Excerpts from a figure dataset:
_ _ _ _ _
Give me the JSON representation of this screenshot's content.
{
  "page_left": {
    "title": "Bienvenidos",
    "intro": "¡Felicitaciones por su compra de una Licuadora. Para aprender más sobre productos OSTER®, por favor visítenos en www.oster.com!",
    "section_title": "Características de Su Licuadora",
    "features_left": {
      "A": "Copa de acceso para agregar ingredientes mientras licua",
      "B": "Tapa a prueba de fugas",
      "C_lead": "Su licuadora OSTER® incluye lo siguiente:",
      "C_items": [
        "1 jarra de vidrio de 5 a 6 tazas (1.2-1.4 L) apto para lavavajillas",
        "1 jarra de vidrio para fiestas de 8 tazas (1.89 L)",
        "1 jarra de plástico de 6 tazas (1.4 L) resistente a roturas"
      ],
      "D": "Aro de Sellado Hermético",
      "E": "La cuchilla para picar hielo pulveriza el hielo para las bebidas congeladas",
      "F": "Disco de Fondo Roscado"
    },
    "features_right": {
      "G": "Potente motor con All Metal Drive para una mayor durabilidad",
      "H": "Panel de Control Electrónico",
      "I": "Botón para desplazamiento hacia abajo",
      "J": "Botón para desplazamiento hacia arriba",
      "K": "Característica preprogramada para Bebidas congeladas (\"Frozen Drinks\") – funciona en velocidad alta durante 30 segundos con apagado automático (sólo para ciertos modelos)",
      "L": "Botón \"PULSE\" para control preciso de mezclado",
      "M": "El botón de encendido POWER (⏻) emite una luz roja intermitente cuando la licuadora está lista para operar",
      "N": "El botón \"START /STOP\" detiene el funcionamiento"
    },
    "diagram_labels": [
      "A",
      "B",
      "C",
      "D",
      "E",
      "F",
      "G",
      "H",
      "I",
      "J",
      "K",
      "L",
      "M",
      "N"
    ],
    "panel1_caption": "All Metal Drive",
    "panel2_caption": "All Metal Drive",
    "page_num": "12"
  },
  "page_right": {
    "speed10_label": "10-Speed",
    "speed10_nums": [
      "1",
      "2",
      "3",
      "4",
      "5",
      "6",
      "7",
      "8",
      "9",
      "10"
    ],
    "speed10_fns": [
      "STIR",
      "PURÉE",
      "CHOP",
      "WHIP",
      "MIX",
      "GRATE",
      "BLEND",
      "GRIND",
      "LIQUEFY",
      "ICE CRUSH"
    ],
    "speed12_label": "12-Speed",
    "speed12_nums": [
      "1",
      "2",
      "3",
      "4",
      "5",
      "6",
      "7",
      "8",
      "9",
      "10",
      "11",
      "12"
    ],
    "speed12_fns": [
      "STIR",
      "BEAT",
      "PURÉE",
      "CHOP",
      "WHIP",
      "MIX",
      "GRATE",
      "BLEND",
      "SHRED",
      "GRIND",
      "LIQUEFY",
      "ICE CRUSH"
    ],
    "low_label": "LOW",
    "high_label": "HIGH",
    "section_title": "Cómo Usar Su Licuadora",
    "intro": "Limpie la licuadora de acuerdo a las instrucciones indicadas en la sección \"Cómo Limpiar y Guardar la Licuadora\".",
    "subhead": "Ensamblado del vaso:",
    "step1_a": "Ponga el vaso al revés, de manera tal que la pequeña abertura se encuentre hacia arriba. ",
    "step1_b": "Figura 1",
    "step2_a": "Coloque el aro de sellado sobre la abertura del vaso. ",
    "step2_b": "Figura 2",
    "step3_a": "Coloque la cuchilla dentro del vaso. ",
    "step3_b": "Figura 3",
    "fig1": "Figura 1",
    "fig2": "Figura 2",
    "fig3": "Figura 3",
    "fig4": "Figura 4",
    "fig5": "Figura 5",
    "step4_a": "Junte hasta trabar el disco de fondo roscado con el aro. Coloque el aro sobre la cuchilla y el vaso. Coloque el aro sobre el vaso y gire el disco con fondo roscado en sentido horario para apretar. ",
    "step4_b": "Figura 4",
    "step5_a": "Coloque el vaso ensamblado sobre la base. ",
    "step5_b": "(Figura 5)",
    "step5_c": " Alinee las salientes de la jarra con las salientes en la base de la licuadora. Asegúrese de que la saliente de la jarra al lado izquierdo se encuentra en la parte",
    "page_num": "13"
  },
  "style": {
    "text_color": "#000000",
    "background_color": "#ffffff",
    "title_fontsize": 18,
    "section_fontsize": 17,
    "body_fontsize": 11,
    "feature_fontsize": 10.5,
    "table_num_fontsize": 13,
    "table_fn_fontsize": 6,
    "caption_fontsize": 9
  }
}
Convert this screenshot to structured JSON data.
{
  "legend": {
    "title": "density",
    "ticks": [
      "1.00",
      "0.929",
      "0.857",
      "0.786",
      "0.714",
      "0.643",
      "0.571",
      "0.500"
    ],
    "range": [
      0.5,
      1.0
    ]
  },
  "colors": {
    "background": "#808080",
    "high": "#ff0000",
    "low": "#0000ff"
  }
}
_ _ _ _ _
Task requirements
Write down every line of the data above that includes the string "abertura".

Answer in full
    "step1_a": "Ponga el vaso al revés, de manera tal que la pequeña abertura se encuentre hacia arriba. ",
    "step2_a": "Coloque el aro de sellado sobre la abertura del vaso. ",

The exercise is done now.